-- INSTRUCTION --
Write the material out again, line by line, exactly as it is.

** START OF RECORDS PROVIDED **

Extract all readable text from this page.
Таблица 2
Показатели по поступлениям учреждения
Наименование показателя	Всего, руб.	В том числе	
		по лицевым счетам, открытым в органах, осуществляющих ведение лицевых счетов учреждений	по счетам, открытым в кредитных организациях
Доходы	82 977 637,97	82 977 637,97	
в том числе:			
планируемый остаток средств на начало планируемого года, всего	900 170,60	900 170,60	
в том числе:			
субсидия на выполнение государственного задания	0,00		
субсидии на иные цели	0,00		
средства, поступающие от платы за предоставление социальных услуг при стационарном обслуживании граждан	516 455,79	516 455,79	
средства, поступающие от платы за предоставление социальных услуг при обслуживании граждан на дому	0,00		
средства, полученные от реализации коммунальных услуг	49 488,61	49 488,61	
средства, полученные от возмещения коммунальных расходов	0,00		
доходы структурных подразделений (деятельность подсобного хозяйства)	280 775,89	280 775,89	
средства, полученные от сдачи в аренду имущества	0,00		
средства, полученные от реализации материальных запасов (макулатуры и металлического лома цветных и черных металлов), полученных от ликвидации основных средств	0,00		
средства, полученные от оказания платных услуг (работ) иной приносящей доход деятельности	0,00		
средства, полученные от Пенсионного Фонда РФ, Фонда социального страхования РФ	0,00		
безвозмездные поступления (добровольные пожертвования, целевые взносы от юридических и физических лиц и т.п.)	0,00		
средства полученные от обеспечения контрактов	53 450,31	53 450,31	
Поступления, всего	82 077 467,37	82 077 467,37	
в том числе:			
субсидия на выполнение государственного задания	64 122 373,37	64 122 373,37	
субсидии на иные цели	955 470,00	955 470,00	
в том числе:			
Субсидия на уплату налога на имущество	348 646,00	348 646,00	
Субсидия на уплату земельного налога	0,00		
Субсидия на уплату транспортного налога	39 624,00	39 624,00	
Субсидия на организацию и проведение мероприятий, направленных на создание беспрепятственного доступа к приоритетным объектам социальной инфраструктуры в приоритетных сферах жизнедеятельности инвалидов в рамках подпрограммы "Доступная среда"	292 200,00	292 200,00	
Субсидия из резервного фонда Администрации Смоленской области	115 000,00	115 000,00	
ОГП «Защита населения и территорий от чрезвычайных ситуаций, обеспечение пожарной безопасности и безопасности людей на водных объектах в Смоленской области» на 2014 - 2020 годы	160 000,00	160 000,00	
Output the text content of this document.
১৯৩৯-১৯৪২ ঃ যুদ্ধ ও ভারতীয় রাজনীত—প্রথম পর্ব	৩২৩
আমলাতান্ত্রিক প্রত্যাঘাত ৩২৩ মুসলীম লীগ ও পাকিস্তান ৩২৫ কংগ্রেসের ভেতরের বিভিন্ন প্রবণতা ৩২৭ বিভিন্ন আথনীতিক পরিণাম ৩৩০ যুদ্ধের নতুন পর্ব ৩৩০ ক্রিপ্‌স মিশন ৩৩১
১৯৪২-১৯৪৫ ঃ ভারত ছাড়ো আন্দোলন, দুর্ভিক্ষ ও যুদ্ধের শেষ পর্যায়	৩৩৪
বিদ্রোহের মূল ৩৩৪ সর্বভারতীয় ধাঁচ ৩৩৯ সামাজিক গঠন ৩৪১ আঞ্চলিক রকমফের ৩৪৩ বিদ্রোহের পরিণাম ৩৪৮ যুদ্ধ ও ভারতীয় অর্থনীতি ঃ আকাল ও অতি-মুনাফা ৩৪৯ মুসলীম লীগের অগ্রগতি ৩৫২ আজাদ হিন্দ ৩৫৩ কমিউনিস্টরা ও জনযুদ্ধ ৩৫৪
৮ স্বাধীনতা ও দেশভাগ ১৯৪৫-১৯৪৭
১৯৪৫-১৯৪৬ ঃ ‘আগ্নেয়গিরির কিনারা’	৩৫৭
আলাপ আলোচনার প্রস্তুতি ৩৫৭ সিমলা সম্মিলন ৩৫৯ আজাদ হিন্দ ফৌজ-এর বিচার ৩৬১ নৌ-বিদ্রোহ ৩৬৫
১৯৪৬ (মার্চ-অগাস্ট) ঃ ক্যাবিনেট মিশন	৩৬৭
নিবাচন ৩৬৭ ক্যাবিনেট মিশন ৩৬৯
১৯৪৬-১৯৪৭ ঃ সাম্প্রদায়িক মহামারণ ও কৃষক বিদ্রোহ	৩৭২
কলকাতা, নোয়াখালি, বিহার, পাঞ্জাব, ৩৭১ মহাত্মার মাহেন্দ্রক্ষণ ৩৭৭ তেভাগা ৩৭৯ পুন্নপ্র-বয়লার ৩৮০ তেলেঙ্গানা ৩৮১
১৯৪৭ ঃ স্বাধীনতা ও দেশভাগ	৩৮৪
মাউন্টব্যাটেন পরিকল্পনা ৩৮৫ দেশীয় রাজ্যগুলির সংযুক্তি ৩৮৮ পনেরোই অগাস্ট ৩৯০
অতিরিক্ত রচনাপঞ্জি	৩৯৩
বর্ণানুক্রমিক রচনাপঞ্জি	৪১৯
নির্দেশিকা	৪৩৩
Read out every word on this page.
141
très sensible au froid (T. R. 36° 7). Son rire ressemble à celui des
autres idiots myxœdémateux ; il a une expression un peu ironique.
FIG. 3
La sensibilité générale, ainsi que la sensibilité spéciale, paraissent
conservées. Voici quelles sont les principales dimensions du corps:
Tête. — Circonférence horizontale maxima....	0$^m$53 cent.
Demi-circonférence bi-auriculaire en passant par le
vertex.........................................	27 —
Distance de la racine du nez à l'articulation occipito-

** END OF RECORDS PROVIDED **

-- EXERCISE OUTPUT --
Extract all readable text from this page.
Таблица 2
Показатели по поступлениям учреждения
Наименование показателя	Всего, руб.	В том числе	
		по лицевым счетам, открытым в органах, осуществляющих ведение лицевых счетов учреждений	по счетам, открытым в кредитных организациях
Доходы	82 977 637,97	82 977 637,97	
в том числе:			
планируемый остаток средств на начало планируемого года, всего	900 170,60	900 170,60	
в том числе:			
субсидия на выполнение государственного задания	0,00		
субсидии на иные цели	0,00		
средства, поступающие от платы за предоставление социальных услуг при стационарном обслуживании граждан	516 455,79	516 455,79	
средства, поступающие от платы за предоставление социальных услуг при обслуживании граждан на дому	0,00		
средства, полученные от реализации коммунальных услуг	49 488,61	49 488,61	
средства, полученные от возмещения коммунальных расходов	0,00		
доходы структурных подразделений (деятельность подсобного хозяйства)	280 775,89	280 775,89	
средства, полученные от сдачи в аренду имущества	0,00		
средства, полученные от реализации материальных запасов (макулатуры и металлического лома цветных и черных металлов), полученных от ликвидации основных средств	0,00		
средства, полученные от оказания платных услуг (работ) иной приносящей доход деятельности	0,00		
средства, полученные от Пенсионного Фонда РФ, Фонда социального страхования РФ	0,00		
безвозмездные поступления (добровольные пожертвования, целевые взносы от юридических и физических лиц и т.п.)	0,00		
средства полученные от обеспечения контрактов	53 450,31	53 450,31	
Поступления, всего	82 077 467,37	82 077 467,37	
в том числе:			
субсидия на выполнение государственного задания	64 122 373,37	64 122 373,37	
субсидии на иные цели	955 470,00	955 470,00	
в том числе:			
Субсидия на уплату налога на имущество	348 646,00	348 646,00	
Субсидия на уплату земельного налога	0,00		
Субсидия на уплату транспортного налога	39 624,00	39 624,00	
Субсидия на организацию и проведение мероприятий, направленных на создание беспрепятственного доступа к приоритетным объектам социальной инфраструктуры в приоритетных сферах жизнедеятельности инвалидов в рамках подпрограммы "Доступная среда"	292 200,00	292 200,00	
Субсидия из резервного фонда Администрации Смоленской области	115 000,00	115 000,00	
ОГП «Защита населения и территорий от чрезвычайных ситуаций, обеспечение пожарной безопасности и безопасности людей на водных объектах в Смоленской области» на 2014 - 2020 годы	160 000,00	160 000,00	
Output the text content of this document.
১৯৩৯-১৯৪২ ঃ যুদ্ধ ও ভারতীয় রাজনীত—প্রথম পর্ব	৩২৩
আমলাতান্ত্রিক প্রত্যাঘাত ৩২৩ মুসলীম লীগ ও পাকিস্তান ৩২৫ কংগ্রেসের ভেতরের বিভিন্ন প্রবণতা ৩২৭ বিভিন্ন আথনীতিক পরিণাম ৩৩০ যুদ্ধের নতুন পর্ব ৩৩০ ক্রিপ্‌স মিশন ৩৩১
১৯৪২-১৯৪৫ ঃ ভারত ছাড়ো আন্দোলন, দুর্ভিক্ষ ও যুদ্ধের শেষ পর্যায়	৩৩৪
বিদ্রোহের মূল ৩৩৪ সর্বভারতীয় ধাঁচ ৩৩৯ সামাজিক গঠন ৩৪১ আঞ্চলিক রকমফের ৩৪৩ বিদ্রোহের পরিণাম ৩৪৮ যুদ্ধ ও ভারতীয় অর্থনীতি ঃ আকাল ও অতি-মুনাফা ৩৪৯ মুসলীম লীগের অগ্রগতি ৩৫২ আজাদ হিন্দ ৩৫৩ কমিউনিস্টরা ও জনযুদ্ধ ৩৫৪
৮ স্বাধীনতা ও দেশভাগ ১৯৪৫-১৯৪৭
১৯৪৫-১৯৪৬ ঃ ‘আগ্নেয়গিরির কিনারা’	৩৫৭
আলাপ আলোচনার প্রস্তুতি ৩৫৭ সিমলা সম্মিলন ৩৫৯ আজাদ হিন্দ ফৌজ-এর বিচার ৩৬১ নৌ-বিদ্রোহ ৩৬৫
১৯৪৬ (মার্চ-অগাস্ট) ঃ ক্যাবিনেট মিশন	৩৬৭
নিবাচন ৩৬৭ ক্যাবিনেট মিশন ৩৬৯
১৯৪৬-১৯৪৭ ঃ সাম্প্রদায়িক মহামারণ ও কৃষক বিদ্রোহ	৩৭২
কলকাতা, নোয়াখালি, বিহার, পাঞ্জাব, ৩৭১ মহাত্মার মাহেন্দ্রক্ষণ ৩৭৭ তেভাগা ৩৭৯ পুন্নপ্র-বয়লার ৩৮০ তেলেঙ্গানা ৩৮১
১৯৪৭ ঃ স্বাধীনতা ও দেশভাগ	৩৮৪
মাউন্টব্যাটেন পরিকল্পনা ৩৮৫ দেশীয় রাজ্যগুলির সংযুক্তি ৩৮৮ পনেরোই অগাস্ট ৩৯০
অতিরিক্ত রচনাপঞ্জি	৩৯৩
বর্ণানুক্রমিক রচনাপঞ্জি	৪১৯
নির্দেশিকা	৪৩৩
Read out every word on this page.
141
très sensible au froid (T. R. 36° 7). Son rire ressemble à celui des
autres idiots myxœdémateux ; il a une expression un peu ironique.
FIG. 3
La sensibilité générale, ainsi que la sensibilité spéciale, paraissent
conservées. Voici quelles sont les principales dimensions du corps:
Tête. — Circonférence horizontale maxima....	0$^m$53 cent.
Demi-circonférence bi-auriculaire en passant par le
vertex.........................................	27 —
Distance de la racine du nez à l'articulation occipito-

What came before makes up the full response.